Instructions to follow →
Please give the listing again in its entirety, exactly as written.
##### Recorded data #####
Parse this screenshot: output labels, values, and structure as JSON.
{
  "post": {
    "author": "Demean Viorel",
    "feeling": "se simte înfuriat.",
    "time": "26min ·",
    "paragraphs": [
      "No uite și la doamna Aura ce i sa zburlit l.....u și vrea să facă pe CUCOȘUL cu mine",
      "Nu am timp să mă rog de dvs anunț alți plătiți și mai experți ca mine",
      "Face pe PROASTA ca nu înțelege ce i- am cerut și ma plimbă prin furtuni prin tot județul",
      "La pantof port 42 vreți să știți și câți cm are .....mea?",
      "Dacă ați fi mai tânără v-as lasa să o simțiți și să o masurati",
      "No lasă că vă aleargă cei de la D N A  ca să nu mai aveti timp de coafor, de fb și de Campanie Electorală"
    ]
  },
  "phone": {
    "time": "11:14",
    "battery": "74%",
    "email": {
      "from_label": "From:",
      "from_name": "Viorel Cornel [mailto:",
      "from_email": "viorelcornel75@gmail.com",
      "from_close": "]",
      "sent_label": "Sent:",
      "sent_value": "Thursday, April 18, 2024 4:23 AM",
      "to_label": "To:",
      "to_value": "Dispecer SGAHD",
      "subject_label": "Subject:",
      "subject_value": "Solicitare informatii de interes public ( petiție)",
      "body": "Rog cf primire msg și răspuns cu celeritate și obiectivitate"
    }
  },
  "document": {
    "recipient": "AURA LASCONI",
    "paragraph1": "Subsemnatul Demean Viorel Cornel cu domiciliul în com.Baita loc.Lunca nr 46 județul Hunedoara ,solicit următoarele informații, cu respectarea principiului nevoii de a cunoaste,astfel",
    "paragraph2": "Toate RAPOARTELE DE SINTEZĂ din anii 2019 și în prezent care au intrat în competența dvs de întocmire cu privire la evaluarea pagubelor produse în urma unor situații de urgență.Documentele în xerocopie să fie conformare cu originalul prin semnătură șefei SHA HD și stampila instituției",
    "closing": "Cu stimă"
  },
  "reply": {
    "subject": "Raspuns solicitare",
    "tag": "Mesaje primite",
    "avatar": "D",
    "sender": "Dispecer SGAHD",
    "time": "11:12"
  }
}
#####
Reply →
Parse this screenshot: output labels, values, and structure as JSON.
{
  "post": {
    "author": "Demean Viorel",
    "feeling": "se simte înfuriat.",
    "time": "26min ·",
    "paragraphs": [
      "No uite și la doamna Aura ce i sa zburlit l.....u și vrea să facă pe CUCOȘUL cu mine",
      "Nu am timp să mă rog de dvs anunț alți plătiți și mai experți ca mine",
      "Face pe PROASTA ca nu înțelege ce i- am cerut și ma plimbă prin furtuni prin tot județul",
      "La pantof port 42 vreți să știți și câți cm are .....mea?",
      "Dacă ați fi mai tânără v-as lasa să o simțiți și să o masurati",
      "No lasă că vă aleargă cei de la D N A  ca să nu mai aveti timp de coafor, de fb și de Campanie Electorală"
    ]
  },
  "phone": {
    "time": "11:14",
    "battery": "74%",
    "email": {
      "from_label": "From:",
      "from_name": "Viorel Cornel [mailto:",
      "from_email": "viorelcornel75@gmail.com",
      "from_close": "]",
      "sent_label": "Sent:",
      "sent_value": "Thursday, April 18, 2024 4:23 AM",
      "to_label": "To:",
      "to_value": "Dispecer SGAHD",
      "subject_label": "Subject:",
      "subject_value": "Solicitare informatii de interes public ( petiție)",
      "body": "Rog cf primire msg și răspuns cu celeritate și obiectivitate"
    }
  },
  "document": {
    "recipient": "AURA LASCONI",
    "paragraph1": "Subsemnatul Demean Viorel Cornel cu domiciliul în com.Baita loc.Lunca nr 46 județul Hunedoara ,solicit următoarele informații, cu respectarea principiului nevoii de a cunoaste,astfel",
    "paragraph2": "Toate RAPOARTELE DE SINTEZĂ din anii 2019 și în prezent care au intrat în competența dvs de întocmire cu privire la evaluarea pagubelor produse în urma unor situații de urgență.Documentele în xerocopie să fie conformare cu originalul prin semnătură șefei SHA HD și stampila instituției",
    "closing": "Cu stimă"
  },
  "reply": {
    "subject": "Raspuns solicitare",
    "tag": "Mesaje primite",
    "avatar": "D",
    "sender": "Dispecer SGAHD",
    "time": "11:12"
  }
}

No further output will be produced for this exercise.